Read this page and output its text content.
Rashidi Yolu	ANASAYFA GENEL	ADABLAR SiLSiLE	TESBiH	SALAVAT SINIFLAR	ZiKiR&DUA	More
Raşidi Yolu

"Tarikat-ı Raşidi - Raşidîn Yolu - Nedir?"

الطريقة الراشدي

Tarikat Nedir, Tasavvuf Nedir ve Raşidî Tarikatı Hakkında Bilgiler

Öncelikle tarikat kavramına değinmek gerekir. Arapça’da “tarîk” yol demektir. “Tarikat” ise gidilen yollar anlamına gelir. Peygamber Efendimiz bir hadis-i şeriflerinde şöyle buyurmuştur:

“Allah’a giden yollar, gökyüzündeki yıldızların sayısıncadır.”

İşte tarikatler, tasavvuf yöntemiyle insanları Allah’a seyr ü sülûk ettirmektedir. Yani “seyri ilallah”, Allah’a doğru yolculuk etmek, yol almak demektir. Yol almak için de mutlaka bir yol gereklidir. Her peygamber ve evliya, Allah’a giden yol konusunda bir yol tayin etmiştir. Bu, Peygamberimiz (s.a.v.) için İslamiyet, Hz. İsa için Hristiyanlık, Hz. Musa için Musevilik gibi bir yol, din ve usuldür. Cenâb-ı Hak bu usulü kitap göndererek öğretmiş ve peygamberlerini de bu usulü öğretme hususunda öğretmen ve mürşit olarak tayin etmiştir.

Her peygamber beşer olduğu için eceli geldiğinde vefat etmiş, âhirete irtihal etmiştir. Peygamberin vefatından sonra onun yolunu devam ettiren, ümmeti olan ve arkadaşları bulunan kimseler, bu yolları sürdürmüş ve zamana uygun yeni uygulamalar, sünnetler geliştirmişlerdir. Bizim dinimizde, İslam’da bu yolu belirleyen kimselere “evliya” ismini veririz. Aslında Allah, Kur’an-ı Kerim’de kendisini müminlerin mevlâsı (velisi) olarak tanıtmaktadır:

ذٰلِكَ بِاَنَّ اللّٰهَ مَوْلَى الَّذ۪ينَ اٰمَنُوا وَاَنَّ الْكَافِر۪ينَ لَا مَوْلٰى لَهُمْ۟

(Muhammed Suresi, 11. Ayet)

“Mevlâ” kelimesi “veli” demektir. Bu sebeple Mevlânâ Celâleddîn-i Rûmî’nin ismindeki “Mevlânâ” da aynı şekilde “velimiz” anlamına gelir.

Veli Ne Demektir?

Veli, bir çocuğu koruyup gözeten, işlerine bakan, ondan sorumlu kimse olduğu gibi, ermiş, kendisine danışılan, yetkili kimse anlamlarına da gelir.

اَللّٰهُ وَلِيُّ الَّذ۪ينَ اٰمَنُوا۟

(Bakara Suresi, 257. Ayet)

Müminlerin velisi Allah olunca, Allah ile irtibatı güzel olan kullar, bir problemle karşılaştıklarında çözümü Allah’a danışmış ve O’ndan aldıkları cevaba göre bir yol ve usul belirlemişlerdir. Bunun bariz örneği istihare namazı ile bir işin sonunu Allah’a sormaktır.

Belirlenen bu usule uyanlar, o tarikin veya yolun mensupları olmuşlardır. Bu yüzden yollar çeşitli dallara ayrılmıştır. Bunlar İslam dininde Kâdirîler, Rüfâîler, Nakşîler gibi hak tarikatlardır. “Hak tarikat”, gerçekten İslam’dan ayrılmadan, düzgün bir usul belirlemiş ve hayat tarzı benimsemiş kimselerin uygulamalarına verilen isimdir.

**Set exercise**: Copy all the entries verbatim.

**Answer to the exercise**:
Read this page and output its text content.
Rashidi Yolu	ANASAYFA GENEL	ADABLAR SiLSiLE	TESBiH	SALAVAT SINIFLAR	ZiKiR&DUA	More
Raşidi Yolu

"Tarikat-ı Raşidi - Raşidîn Yolu - Nedir?"

الطريقة الراشدي

Tarikat Nedir, Tasavvuf Nedir ve Raşidî Tarikatı Hakkında Bilgiler

Öncelikle tarikat kavramına değinmek gerekir. Arapça’da “tarîk” yol demektir. “Tarikat” ise gidilen yollar anlamına gelir. Peygamber Efendimiz bir hadis-i şeriflerinde şöyle buyurmuştur:

“Allah’a giden yollar, gökyüzündeki yıldızların sayısıncadır.”

İşte tarikatler, tasavvuf yöntemiyle insanları Allah’a seyr ü sülûk ettirmektedir. Yani “seyri ilallah”, Allah’a doğru yolculuk etmek, yol almak demektir. Yol almak için de mutlaka bir yol gereklidir. Her peygamber ve evliya, Allah’a giden yol konusunda bir yol tayin etmiştir. Bu, Peygamberimiz (s.a.v.) için İslamiyet, Hz. İsa için Hristiyanlık, Hz. Musa için Musevilik gibi bir yol, din ve usuldür. Cenâb-ı Hak bu usulü kitap göndererek öğretmiş ve peygamberlerini de bu usulü öğretme hususunda öğretmen ve mürşit olarak tayin etmiştir.

Her peygamber beşer olduğu için eceli geldiğinde vefat etmiş, âhirete irtihal etmiştir. Peygamberin vefatından sonra onun yolunu devam ettiren, ümmeti olan ve arkadaşları bulunan kimseler, bu yolları sürdürmüş ve zamana uygun yeni uygulamalar, sünnetler geliştirmişlerdir. Bizim dinimizde, İslam’da bu yolu belirleyen kimselere “evliya” ismini veririz. Aslında Allah, Kur’an-ı Kerim’de kendisini müminlerin mevlâsı (velisi) olarak tanıtmaktadır:

ذٰلِكَ بِاَنَّ اللّٰهَ مَوْلَى الَّذ۪ينَ اٰمَنُوا وَاَنَّ الْكَافِر۪ينَ لَا مَوْلٰى لَهُمْ۟

(Muhammed Suresi, 11. Ayet)

“Mevlâ” kelimesi “veli” demektir. Bu sebeple Mevlânâ Celâleddîn-i Rûmî’nin ismindeki “Mevlânâ” da aynı şekilde “velimiz” anlamına gelir.

Veli Ne Demektir?

Veli, bir çocuğu koruyup gözeten, işlerine bakan, ondan sorumlu kimse olduğu gibi, ermiş, kendisine danışılan, yetkili kimse anlamlarına da gelir.

اَللّٰهُ وَلِيُّ الَّذ۪ينَ اٰمَنُوا۟

(Bakara Suresi, 257. Ayet)

Müminlerin velisi Allah olunca, Allah ile irtibatı güzel olan kullar, bir problemle karşılaştıklarında çözümü Allah’a danışmış ve O’ndan aldıkları cevaba göre bir yol ve usul belirlemişlerdir. Bunun bariz örneği istihare namazı ile bir işin sonunu Allah’a sormaktır.

Belirlenen bu usule uyanlar, o tarikin veya yolun mensupları olmuşlardır. Bu yüzden yollar çeşitli dallara ayrılmıştır. Bunlar İslam dininde Kâdirîler, Rüfâîler, Nakşîler gibi hak tarikatlardır. “Hak tarikat”, gerçekten İslam’dan ayrılmadan, düzgün bir usul belirlemiş ve hayat tarzı benimsemiş kimselerin uygulamalarına verilen isimdir.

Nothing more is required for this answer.